> [Exercise]: Check every line of the data below for the string "TradeNavigator", and copy the ones that hold it.

Figure dataset records
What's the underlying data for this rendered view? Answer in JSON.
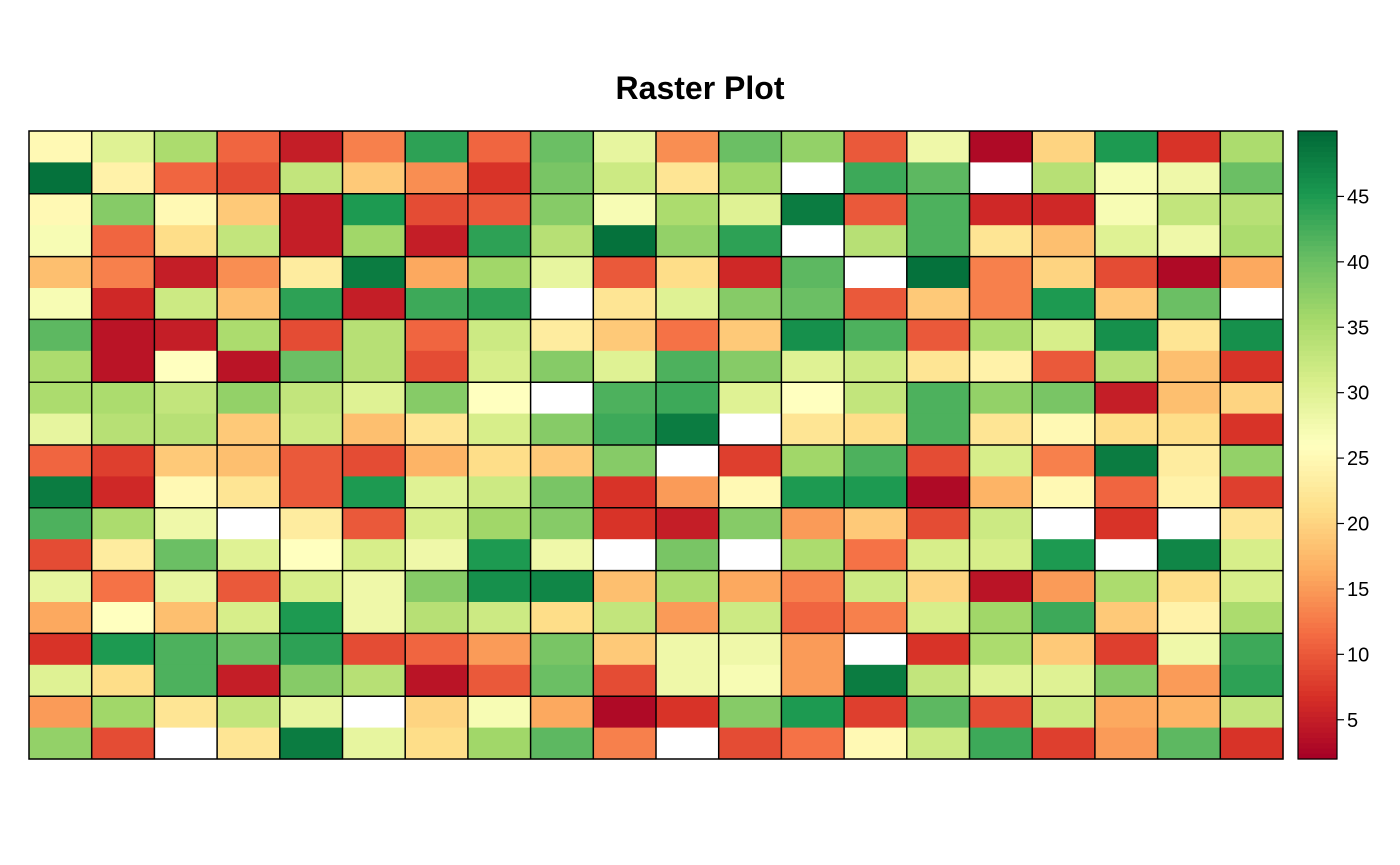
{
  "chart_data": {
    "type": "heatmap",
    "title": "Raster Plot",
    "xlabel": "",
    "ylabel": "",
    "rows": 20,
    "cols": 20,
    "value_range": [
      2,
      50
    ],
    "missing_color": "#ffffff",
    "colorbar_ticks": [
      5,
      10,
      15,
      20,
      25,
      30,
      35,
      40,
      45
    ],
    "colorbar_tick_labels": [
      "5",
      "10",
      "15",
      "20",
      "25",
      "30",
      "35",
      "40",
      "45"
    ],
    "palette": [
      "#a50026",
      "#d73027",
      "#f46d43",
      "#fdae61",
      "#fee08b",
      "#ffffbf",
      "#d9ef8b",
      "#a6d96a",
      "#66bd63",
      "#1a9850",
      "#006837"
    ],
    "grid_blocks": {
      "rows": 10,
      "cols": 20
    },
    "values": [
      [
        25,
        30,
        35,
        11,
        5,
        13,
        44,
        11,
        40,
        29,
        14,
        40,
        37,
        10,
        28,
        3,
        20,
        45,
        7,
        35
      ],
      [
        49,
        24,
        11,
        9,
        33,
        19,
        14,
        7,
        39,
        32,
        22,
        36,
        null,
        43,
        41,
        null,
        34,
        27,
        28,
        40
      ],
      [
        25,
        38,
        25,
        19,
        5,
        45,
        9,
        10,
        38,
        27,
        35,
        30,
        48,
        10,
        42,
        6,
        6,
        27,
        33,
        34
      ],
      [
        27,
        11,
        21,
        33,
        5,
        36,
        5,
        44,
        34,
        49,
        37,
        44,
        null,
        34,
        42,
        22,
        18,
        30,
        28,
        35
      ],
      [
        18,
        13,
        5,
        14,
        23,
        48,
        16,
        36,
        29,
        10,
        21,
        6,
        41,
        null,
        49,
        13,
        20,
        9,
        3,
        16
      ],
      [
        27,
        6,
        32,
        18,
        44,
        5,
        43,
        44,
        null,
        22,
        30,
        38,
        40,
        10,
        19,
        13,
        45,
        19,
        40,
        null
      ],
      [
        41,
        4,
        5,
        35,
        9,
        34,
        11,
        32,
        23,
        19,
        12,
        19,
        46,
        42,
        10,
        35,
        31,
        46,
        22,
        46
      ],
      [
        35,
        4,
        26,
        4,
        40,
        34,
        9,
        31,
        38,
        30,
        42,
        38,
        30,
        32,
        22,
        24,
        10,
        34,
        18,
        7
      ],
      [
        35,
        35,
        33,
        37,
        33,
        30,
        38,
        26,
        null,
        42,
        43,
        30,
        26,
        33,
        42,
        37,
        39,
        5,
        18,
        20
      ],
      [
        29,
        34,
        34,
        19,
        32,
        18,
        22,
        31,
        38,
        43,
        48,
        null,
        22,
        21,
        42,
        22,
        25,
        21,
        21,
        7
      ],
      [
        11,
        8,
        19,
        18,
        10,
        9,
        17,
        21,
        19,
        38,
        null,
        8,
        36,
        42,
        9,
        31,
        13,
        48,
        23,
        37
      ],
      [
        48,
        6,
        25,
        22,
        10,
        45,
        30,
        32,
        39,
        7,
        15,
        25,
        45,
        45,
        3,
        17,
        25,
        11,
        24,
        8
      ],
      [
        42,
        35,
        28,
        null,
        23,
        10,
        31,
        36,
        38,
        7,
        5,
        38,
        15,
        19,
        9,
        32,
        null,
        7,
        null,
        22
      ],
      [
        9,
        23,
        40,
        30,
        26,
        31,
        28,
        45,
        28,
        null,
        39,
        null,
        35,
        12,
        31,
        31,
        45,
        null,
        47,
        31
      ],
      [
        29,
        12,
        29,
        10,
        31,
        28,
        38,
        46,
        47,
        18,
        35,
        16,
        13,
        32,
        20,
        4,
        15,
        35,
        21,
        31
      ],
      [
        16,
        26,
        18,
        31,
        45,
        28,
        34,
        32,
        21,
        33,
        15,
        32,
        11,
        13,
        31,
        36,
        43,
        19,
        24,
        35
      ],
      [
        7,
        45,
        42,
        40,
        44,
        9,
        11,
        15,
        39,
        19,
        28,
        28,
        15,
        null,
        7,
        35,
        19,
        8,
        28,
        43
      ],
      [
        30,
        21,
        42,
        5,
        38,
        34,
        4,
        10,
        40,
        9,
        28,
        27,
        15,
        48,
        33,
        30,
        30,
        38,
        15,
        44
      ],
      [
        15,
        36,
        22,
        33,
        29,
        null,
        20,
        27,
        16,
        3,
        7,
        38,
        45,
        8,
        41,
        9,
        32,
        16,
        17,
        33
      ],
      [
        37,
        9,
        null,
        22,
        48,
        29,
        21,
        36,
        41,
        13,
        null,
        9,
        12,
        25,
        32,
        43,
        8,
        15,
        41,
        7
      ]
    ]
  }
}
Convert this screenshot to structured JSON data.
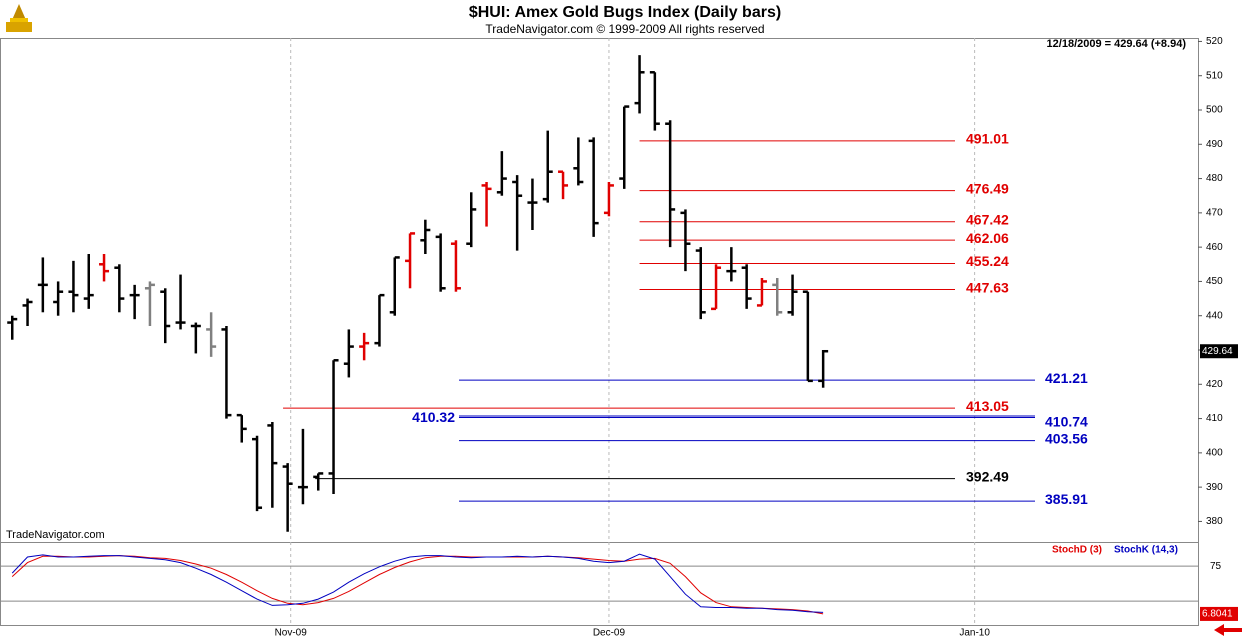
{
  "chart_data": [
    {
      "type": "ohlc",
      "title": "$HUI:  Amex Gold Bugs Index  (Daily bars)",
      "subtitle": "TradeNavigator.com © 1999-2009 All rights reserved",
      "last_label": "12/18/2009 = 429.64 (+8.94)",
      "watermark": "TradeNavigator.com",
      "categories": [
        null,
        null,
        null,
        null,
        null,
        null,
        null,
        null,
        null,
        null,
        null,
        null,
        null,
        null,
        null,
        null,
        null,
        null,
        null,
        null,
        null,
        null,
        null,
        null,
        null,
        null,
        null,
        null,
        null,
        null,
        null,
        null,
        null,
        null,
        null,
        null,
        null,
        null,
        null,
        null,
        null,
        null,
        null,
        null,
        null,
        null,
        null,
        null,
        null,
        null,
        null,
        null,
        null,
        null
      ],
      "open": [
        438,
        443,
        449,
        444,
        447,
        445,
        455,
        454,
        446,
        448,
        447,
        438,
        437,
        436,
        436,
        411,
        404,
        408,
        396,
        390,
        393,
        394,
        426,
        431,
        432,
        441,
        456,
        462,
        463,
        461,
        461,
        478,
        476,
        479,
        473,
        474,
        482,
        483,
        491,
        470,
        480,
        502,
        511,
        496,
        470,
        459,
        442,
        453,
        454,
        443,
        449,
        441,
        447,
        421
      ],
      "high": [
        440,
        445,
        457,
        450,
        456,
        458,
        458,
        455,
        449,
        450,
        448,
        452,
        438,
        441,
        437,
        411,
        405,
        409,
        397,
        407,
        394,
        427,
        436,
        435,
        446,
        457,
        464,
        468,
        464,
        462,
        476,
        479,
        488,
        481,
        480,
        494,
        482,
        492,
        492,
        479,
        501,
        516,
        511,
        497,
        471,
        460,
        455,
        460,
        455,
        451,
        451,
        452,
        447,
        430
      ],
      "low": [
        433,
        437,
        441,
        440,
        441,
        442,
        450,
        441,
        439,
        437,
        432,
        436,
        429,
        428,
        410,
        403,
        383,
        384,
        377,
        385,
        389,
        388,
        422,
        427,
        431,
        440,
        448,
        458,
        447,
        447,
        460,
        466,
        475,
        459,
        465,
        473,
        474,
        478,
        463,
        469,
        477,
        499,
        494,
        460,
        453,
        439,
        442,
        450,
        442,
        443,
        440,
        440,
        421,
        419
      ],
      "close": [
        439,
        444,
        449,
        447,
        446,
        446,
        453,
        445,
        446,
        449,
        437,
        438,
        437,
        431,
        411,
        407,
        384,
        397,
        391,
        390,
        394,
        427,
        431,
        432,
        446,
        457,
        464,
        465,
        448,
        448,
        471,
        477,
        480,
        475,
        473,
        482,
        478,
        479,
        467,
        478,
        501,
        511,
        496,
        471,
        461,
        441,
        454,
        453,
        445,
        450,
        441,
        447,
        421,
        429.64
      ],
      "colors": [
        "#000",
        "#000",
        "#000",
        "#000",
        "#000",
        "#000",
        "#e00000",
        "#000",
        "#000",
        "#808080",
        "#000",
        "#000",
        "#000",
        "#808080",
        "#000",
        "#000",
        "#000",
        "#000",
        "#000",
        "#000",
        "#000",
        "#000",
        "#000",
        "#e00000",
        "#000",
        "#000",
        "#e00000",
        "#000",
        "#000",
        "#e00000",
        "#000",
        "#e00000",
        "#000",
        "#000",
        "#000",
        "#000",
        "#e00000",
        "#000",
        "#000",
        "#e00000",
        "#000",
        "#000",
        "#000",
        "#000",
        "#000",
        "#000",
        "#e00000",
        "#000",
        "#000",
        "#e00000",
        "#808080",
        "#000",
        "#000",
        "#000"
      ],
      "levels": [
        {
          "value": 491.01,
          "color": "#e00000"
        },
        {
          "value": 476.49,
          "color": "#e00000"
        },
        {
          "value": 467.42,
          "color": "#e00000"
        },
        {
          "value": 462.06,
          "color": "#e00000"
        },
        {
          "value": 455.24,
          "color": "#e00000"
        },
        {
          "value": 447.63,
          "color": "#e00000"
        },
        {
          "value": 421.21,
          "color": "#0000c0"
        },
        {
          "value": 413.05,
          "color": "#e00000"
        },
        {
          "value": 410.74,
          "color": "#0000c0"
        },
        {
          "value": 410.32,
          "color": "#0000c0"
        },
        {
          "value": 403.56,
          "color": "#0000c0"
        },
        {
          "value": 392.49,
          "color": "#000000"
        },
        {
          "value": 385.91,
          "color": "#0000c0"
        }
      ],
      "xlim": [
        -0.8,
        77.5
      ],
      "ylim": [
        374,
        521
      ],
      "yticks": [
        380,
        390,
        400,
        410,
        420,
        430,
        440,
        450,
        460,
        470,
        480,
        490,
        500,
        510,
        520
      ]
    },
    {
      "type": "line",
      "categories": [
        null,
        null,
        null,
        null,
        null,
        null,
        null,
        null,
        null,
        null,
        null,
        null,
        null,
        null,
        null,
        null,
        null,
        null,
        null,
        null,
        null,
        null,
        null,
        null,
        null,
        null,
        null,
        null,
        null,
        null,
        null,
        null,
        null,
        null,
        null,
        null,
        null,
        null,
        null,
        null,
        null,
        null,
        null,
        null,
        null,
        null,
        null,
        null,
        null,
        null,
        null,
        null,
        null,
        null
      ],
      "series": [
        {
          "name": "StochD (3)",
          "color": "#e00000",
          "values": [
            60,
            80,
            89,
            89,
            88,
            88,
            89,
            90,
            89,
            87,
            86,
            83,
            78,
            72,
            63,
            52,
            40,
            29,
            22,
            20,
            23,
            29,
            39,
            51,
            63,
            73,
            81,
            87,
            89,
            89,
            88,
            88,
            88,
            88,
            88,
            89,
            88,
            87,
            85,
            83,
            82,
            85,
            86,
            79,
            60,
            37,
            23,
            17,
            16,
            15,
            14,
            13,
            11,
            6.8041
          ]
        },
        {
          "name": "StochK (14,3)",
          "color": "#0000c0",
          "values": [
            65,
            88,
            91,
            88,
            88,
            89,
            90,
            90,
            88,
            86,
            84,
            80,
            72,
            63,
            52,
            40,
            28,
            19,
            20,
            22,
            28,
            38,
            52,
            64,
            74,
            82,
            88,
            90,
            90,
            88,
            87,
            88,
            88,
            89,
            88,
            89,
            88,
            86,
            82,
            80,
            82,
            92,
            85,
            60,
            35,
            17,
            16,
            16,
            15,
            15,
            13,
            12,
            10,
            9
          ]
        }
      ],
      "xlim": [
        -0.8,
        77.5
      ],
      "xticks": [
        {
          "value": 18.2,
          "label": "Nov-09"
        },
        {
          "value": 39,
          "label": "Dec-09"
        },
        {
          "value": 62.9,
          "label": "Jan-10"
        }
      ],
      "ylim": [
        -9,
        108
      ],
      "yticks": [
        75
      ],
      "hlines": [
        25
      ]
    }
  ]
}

> [Solution to this task]:
      "subtitle": "TradeNavigator.com © 1999-2009 All rights reserved",
      "watermark": "TradeNavigator.com",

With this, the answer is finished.